"""
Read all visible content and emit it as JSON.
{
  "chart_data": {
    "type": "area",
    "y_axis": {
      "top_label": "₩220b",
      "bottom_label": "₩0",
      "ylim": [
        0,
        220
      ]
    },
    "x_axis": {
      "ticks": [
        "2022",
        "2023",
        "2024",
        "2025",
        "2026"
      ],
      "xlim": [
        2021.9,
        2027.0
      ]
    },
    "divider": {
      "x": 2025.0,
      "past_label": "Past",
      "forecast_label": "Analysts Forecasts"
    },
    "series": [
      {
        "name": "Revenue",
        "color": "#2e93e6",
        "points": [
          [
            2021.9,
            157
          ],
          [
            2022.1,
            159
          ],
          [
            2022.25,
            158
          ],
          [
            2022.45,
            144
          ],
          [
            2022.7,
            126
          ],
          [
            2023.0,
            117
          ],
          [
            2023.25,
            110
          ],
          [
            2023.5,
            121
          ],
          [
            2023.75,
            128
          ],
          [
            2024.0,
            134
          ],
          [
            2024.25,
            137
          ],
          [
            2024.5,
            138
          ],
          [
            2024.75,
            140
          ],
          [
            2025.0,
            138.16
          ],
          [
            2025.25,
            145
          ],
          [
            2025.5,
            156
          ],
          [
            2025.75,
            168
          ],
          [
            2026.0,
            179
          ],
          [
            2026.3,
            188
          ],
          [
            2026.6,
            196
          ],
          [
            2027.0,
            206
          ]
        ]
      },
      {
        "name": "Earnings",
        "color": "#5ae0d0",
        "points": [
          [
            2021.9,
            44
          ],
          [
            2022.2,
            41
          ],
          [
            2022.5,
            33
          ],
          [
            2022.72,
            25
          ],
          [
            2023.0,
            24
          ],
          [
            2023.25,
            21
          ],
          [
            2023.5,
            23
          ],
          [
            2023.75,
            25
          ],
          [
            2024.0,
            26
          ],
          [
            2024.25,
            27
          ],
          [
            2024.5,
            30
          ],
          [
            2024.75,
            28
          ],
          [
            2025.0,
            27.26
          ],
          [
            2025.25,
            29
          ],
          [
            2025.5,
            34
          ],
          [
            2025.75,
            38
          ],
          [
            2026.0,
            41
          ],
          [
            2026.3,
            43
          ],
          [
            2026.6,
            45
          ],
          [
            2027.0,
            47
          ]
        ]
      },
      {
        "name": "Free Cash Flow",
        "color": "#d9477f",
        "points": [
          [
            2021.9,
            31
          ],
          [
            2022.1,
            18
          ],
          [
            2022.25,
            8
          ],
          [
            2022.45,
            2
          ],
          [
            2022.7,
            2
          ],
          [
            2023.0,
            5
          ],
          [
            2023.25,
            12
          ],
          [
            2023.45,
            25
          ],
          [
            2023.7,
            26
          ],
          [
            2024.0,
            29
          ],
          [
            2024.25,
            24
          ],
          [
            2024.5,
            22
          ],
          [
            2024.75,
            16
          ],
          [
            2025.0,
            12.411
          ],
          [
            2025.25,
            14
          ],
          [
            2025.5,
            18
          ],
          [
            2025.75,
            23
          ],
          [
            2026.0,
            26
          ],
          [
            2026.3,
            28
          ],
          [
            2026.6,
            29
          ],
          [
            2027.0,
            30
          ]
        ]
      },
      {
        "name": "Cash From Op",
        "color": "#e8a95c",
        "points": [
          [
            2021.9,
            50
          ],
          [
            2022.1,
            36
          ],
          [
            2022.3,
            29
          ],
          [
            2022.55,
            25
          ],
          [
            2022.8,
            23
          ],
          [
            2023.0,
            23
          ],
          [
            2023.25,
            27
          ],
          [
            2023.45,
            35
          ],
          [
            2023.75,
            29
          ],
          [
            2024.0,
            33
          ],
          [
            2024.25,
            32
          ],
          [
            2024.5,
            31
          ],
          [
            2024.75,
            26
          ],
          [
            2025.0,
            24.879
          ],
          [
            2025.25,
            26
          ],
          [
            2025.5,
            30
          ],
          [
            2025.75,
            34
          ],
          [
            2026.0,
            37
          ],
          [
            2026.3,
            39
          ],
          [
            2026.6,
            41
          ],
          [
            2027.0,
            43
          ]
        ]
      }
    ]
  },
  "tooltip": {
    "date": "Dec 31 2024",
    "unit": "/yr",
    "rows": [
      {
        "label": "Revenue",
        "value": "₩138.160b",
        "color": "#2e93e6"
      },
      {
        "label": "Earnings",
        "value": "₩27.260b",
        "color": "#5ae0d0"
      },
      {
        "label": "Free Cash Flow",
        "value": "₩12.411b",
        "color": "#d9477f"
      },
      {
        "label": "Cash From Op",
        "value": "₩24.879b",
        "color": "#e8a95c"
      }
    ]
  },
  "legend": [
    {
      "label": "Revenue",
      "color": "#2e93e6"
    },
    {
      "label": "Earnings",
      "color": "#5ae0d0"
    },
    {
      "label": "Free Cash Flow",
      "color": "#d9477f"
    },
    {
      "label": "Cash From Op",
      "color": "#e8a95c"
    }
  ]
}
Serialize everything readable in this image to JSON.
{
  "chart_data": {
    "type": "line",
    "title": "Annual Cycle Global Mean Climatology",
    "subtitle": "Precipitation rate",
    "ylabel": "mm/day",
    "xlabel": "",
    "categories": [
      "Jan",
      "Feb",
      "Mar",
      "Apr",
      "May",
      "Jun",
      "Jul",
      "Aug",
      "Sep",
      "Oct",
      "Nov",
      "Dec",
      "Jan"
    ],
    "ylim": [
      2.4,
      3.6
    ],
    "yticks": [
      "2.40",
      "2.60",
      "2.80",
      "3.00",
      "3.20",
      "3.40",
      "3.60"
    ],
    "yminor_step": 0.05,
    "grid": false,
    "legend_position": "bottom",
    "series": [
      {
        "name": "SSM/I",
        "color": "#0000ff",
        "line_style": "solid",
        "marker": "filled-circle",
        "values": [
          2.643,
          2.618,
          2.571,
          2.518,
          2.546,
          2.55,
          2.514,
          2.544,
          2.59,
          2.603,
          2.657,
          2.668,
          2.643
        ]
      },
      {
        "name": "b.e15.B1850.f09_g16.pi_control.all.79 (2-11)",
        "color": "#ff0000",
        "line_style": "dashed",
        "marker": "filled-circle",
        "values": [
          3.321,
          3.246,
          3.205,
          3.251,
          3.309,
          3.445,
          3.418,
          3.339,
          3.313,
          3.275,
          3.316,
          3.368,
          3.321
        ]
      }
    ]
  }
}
"""
* Required work:
The records above should be returned exactly.

* Reply to the task:
Read all visible content and emit it as JSON.
{
  "chart_data": {
    "type": "area",
    "y_axis": {
      "top_label": "₩220b",
      "bottom_label": "₩0",
      "ylim": [
        0,
        220
      ]
    },
    "x_axis": {
      "ticks": [
        "2022",
        "2023",
        "2024",
        "2025",
        "2026"
      ],
      "xlim": [
        2021.9,
        2027.0
      ]
    },
    "divider": {
      "x": 2025.0,
      "past_label": "Past",
      "forecast_label": "Analysts Forecasts"
    },
    "series": [
      {
        "name": "Revenue",
        "color": "#2e93e6",
        "points": [
          [
            2021.9,
            157
          ],
          [
            2022.1,
            159
          ],
          [
            2022.25,
            158
          ],
          [
            2022.45,
            144
          ],
          [
            2022.7,
            126
          ],
          [
            2023.0,
            117
          ],
          [
            2023.25,
            110
          ],
          [
            2023.5,
            121
          ],
          [
            2023.75,
            128
          ],
          [
            2024.0,
            134
          ],
          [
            2024.25,
            137
          ],
          [
            2024.5,
            138
          ],
          [
            2024.75,
            140
          ],
          [
            2025.0,
            138.16
          ],
          [
            2025.25,
            145
          ],
          [
            2025.5,
            156
          ],
          [
            2025.75,
            168
          ],
          [
            2026.0,
            179
          ],
          [
            2026.3,
            188
          ],
          [
            2026.6,
            196
          ],
          [
            2027.0,
            206
          ]
        ]
      },
      {
        "name": "Earnings",
        "color": "#5ae0d0",
        "points": [
          [
            2021.9,
            44
          ],
          [
            2022.2,
            41
          ],
          [
            2022.5,
            33
          ],
          [
            2022.72,
            25
          ],
          [
            2023.0,
            24
          ],
          [
            2023.25,
            21
          ],
          [
            2023.5,
            23
          ],
          [
            2023.75,
            25
          ],
          [
            2024.0,
            26
          ],
          [
            2024.25,
            27
          ],
          [
            2024.5,
            30
          ],
          [
            2024.75,
            28
          ],
          [
            2025.0,
            27.26
          ],
          [
            2025.25,
            29
          ],
          [
            2025.5,
            34
          ],
          [
            2025.75,
            38
          ],
          [
            2026.0,
            41
          ],
          [
            2026.3,
            43
          ],
          [
            2026.6,
            45
          ],
          [
            2027.0,
            47
          ]
        ]
      },
      {
        "name": "Free Cash Flow",
        "color": "#d9477f",
        "points": [
          [
            2021.9,
            31
          ],
          [
            2022.1,
            18
          ],
          [
            2022.25,
            8
          ],
          [
            2022.45,
            2
          ],
          [
            2022.7,
            2
          ],
          [
            2023.0,
            5
          ],
          [
            2023.25,
            12
          ],
          [
            2023.45,
            25
          ],
          [
            2023.7,
            26
          ],
          [
            2024.0,
            29
          ],
          [
            2024.25,
            24
          ],
          [
            2024.5,
            22
          ],
          [
            2024.75,
            16
          ],
          [
            2025.0,
            12.411
          ],
          [
            2025.25,
            14
          ],
          [
            2025.5,
            18
          ],
          [
            2025.75,
            23
          ],
          [
            2026.0,
            26
          ],
          [
            2026.3,
            28
          ],
          [
            2026.6,
            29
          ],
          [
            2027.0,
            30
          ]
        ]
      },
      {
        "name": "Cash From Op",
        "color": "#e8a95c",
        "points": [
          [
            2021.9,
            50
          ],
          [
            2022.1,
            36
          ],
          [
            2022.3,
            29
          ],
          [
            2022.55,
            25
          ],
          [
            2022.8,
            23
          ],
          [
            2023.0,
            23
          ],
          [
            2023.25,
            27
          ],
          [
            2023.45,
            35
          ],
          [
            2023.75,
            29
          ],
          [
            2024.0,
            33
          ],
          [
            2024.25,
            32
          ],
          [
            2024.5,
            31
          ],
          [
            2024.75,
            26
          ],
          [
            2025.0,
            24.879
          ],
          [
            2025.25,
            26
          ],
          [
            2025.5,
            30
          ],
          [
            2025.75,
            34
          ],
          [
            2026.0,
            37
          ],
          [
            2026.3,
            39
          ],
          [
            2026.6,
            41
          ],
          [
            2027.0,
            43
          ]
        ]
      }
    ]
  },
  "tooltip": {
    "date": "Dec 31 2024",
    "unit": "/yr",
    "rows": [
      {
        "label": "Revenue",
        "value": "₩138.160b",
        "color": "#2e93e6"
      },
      {
        "label": "Earnings",
        "value": "₩27.260b",
        "color": "#5ae0d0"
      },
      {
        "label": "Free Cash Flow",
        "value": "₩12.411b",
        "color": "#d9477f"
      },
      {
        "label": "Cash From Op",
        "value": "₩24.879b",
        "color": "#e8a95c"
      }
    ]
  },
  "legend": [
    {
      "label": "Revenue",
      "color": "#2e93e6"
    },
    {
      "label": "Earnings",
      "color": "#5ae0d0"
    },
    {
      "label": "Free Cash Flow",
      "color": "#d9477f"
    },
    {
      "label": "Cash From Op",
      "color": "#e8a95c"
    }
  ]
}
Serialize everything readable in this image to JSON.
{
  "chart_data": {
    "type": "line",
    "title": "Annual Cycle Global Mean Climatology",
    "subtitle": "Precipitation rate",
    "ylabel": "mm/day",
    "xlabel": "",
    "categories": [
      "Jan",
      "Feb",
      "Mar",
      "Apr",
      "May",
      "Jun",
      "Jul",
      "Aug",
      "Sep",
      "Oct",
      "Nov",
      "Dec",
      "Jan"
    ],
    "ylim": [
      2.4,
      3.6
    ],
    "yticks": [
      "2.40",
      "2.60",
      "2.80",
      "3.00",
      "3.20",
      "3.40",
      "3.60"
    ],
    "yminor_step": 0.05,
    "grid": false,
    "legend_position": "bottom",
    "series": [
      {
        "name": "SSM/I",
        "color": "#0000ff",
        "line_style": "solid",
        "marker": "filled-circle",
        "values": [
          2.643,
          2.618,
          2.571,
          2.518,
          2.546,
          2.55,
          2.514,
          2.544,
          2.59,
          2.603,
          2.657,
          2.668,
          2.643
        ]
      },
      {
        "name": "b.e15.B1850.f09_g16.pi_control.all.79 (2-11)",
        "color": "#ff0000",
        "line_style": "dashed",
        "marker": "filled-circle",
        "values": [
          3.321,
          3.246,
          3.205,
          3.251,
          3.309,
          3.445,
          3.418,
          3.339,
          3.313,
          3.275,
          3.316,
          3.368,
          3.321
        ]
      }
    ]
  }
}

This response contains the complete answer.